Problem to solve
Here are some records. Copy each one exactly.

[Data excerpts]
━━━━━━

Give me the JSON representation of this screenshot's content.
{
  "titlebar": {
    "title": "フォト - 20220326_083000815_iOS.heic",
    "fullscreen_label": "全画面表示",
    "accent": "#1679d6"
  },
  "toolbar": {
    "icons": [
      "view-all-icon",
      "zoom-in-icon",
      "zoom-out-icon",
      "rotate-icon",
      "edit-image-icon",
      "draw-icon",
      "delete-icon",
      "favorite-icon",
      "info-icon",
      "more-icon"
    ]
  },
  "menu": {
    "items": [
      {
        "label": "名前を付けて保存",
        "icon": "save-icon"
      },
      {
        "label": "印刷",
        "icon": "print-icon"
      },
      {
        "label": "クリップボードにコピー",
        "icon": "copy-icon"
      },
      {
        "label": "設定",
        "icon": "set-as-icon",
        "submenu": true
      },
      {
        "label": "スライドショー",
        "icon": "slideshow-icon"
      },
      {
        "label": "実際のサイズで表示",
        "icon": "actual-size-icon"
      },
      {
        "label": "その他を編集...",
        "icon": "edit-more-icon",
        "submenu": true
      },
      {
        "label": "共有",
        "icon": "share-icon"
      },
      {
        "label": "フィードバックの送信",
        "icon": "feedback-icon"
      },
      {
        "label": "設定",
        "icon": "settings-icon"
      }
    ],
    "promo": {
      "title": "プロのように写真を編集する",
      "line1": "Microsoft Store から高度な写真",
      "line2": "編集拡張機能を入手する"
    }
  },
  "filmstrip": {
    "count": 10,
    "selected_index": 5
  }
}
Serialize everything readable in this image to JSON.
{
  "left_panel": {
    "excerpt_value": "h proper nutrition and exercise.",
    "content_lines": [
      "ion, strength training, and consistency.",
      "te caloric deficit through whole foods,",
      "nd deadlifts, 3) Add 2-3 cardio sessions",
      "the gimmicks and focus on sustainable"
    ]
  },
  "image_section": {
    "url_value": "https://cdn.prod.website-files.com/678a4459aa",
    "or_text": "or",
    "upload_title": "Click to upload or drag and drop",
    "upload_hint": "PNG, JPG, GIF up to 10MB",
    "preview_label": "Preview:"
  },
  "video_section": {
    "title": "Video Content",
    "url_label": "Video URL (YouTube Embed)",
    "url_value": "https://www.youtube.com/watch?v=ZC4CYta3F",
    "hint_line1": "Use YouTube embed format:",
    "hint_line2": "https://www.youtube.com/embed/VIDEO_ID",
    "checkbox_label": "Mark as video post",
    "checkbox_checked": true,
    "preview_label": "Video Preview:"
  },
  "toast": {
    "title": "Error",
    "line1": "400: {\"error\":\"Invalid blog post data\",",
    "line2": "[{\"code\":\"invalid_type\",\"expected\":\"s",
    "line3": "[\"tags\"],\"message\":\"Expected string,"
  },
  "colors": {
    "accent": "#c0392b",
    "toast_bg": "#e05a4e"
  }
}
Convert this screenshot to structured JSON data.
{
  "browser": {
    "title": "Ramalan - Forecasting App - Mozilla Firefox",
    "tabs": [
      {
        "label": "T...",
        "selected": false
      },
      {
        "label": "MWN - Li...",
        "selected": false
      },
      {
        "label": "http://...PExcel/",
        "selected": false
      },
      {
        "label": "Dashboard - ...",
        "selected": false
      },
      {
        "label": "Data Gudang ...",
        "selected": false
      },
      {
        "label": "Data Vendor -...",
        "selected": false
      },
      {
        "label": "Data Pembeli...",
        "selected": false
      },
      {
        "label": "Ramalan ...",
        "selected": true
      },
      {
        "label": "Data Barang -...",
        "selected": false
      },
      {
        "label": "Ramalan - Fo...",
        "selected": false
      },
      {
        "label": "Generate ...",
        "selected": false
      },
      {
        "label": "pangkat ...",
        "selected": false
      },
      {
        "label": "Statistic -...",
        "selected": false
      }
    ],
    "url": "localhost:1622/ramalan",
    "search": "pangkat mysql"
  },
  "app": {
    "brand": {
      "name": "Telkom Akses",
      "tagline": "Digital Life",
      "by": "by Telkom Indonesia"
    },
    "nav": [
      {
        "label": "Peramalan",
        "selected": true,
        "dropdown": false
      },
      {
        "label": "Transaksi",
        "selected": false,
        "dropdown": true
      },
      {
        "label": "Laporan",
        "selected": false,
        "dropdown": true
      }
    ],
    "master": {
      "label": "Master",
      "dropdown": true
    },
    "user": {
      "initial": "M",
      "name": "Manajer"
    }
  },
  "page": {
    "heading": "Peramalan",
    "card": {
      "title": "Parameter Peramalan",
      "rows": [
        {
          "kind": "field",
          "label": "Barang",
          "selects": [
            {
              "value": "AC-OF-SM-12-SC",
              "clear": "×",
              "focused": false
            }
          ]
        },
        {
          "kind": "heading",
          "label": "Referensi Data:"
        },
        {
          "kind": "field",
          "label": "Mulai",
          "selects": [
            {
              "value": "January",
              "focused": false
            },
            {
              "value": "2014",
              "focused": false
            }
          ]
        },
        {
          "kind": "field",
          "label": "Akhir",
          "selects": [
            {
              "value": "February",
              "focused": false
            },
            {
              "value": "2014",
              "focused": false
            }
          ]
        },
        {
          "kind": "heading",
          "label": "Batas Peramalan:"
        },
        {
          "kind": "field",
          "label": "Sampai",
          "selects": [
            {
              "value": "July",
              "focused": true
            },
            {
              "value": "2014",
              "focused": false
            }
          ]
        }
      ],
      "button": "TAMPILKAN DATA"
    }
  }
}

━━━━━━

Written response
Give me the JSON representation of this screenshot's content.
{
  "titlebar": {
    "title": "フォト - 20220326_083000815_iOS.heic",
    "fullscreen_label": "全画面表示",
    "accent": "#1679d6"
  },
  "toolbar": {
    "icons": [
      "view-all-icon",
      "zoom-in-icon",
      "zoom-out-icon",
      "rotate-icon",
      "edit-image-icon",
      "draw-icon",
      "delete-icon",
      "favorite-icon",
      "info-icon",
      "more-icon"
    ]
  },
  "menu": {
    "items": [
      {
        "label": "名前を付けて保存",
        "icon": "save-icon"
      },
      {
        "label": "印刷",
        "icon": "print-icon"
      },
      {
        "label": "クリップボードにコピー",
        "icon": "copy-icon"
      },
      {
        "label": "設定",
        "icon": "set-as-icon",
        "submenu": true
      },
      {
        "label": "スライドショー",
        "icon": "slideshow-icon"
      },
      {
        "label": "実際のサイズで表示",
        "icon": "actual-size-icon"
      },
      {
        "label": "その他を編集...",
        "icon": "edit-more-icon",
        "submenu": true
      },
      {
        "label": "共有",
        "icon": "share-icon"
      },
      {
        "label": "フィードバックの送信",
        "icon": "feedback-icon"
      },
      {
        "label": "設定",
        "icon": "settings-icon"
      }
    ],
    "promo": {
      "title": "プロのように写真を編集する",
      "line1": "Microsoft Store から高度な写真",
      "line2": "編集拡張機能を入手する"
    }
  },
  "filmstrip": {
    "count": 10,
    "selected_index": 5
  }
}
Serialize everything readable in this image to JSON.
{
  "left_panel": {
    "excerpt_value": "h proper nutrition and exercise.",
    "content_lines": [
      "ion, strength training, and consistency.",
      "te caloric deficit through whole foods,",
      "nd deadlifts, 3) Add 2-3 cardio sessions",
      "the gimmicks and focus on sustainable"
    ]
  },
  "image_section": {
    "url_value": "https://cdn.prod.website-files.com/678a4459aa",
    "or_text": "or",
    "upload_title": "Click to upload or drag and drop",
    "upload_hint": "PNG, JPG, GIF up to 10MB",
    "preview_label": "Preview:"
  },
  "video_section": {
    "title": "Video Content",
    "url_label": "Video URL (YouTube Embed)",
    "url_value": "https://www.youtube.com/watch?v=ZC4CYta3F",
    "hint_line1": "Use YouTube embed format:",
    "hint_line2": "https://www.youtube.com/embed/VIDEO_ID",
    "checkbox_label": "Mark as video post",
    "checkbox_checked": true,
    "preview_label": "Video Preview:"
  },
  "toast": {
    "title": "Error",
    "line1": "400: {\"error\":\"Invalid blog post data\",",
    "line2": "[{\"code\":\"invalid_type\",\"expected\":\"s",
    "line3": "[\"tags\"],\"message\":\"Expected string,"
  },
  "colors": {
    "accent": "#c0392b",
    "toast_bg": "#e05a4e"
  }
}
Convert this screenshot to structured JSON data.
{
  "browser": {
    "title": "Ramalan - Forecasting App - Mozilla Firefox",
    "tabs": [
      {
        "label": "T...",
        "selected": false
      },
      {
        "label": "MWN - Li...",
        "selected": false
      },
      {
        "label": "http://...PExcel/",
        "selected": false
      },
      {
        "label": "Dashboard - ...",
        "selected": false
      },
      {
        "label": "Data Gudang ...",
        "selected": false
      },
      {
        "label": "Data Vendor -...",
        "selected": false
      },
      {
        "label": "Data Pembeli...",
        "selected": false
      },
      {
        "label": "Ramalan ...",
        "selected": true
      },
      {
        "label": "Data Barang -...",
        "selected": false
      },
      {
        "label": "Ramalan - Fo...",
        "selected": false
      },
      {
        "label": "Generate ...",
        "selected": false
      },
      {
        "label": "pangkat ...",
        "selected": false
      },
      {
        "label": "Statistic -...",
        "selected": false
      }
    ],
    "url": "localhost:1622/ramalan",
    "search": "pangkat mysql"
  },
  "app": {
    "brand": {
      "name": "Telkom Akses",
      "tagline": "Digital Life",
      "by": "by Telkom Indonesia"
    },
    "nav": [
      {
        "label": "Peramalan",
        "selected": true,
        "dropdown": false
      },
      {
        "label": "Transaksi",
        "selected": false,
        "dropdown": true
      },
      {
        "label": "Laporan",
        "selected": false,
        "dropdown": true
      }
    ],
    "master": {
      "label": "Master",
      "dropdown": true
    },
    "user": {
      "initial": "M",
      "name": "Manajer"
    }
  },
  "page": {
    "heading": "Peramalan",
    "card": {
      "title": "Parameter Peramalan",
      "rows": [
        {
          "kind": "field",
          "label": "Barang",
          "selects": [
            {
              "value": "AC-OF-SM-12-SC",
              "clear": "×",
              "focused": false
            }
          ]
        },
        {
          "kind": "heading",
          "label": "Referensi Data:"
        },
        {
          "kind": "field",
          "label": "Mulai",
          "selects": [
            {
              "value": "January",
              "focused": false
            },
            {
              "value": "2014",
              "focused": false
            }
          ]
        },
        {
          "kind": "field",
          "label": "Akhir",
          "selects": [
            {
              "value": "February",
              "focused": false
            },
            {
              "value": "2014",
              "focused": false
            }
          ]
        },
        {
          "kind": "heading",
          "label": "Batas Peramalan:"
        },
        {
          "kind": "field",
          "label": "Sampai",
          "selects": [
            {
              "value": "July",
              "focused": true
            },
            {
              "value": "2014",
              "focused": false
            }
          ]
        }
      ],
      "button": "TAMPILKAN DATA"
    }
  }
}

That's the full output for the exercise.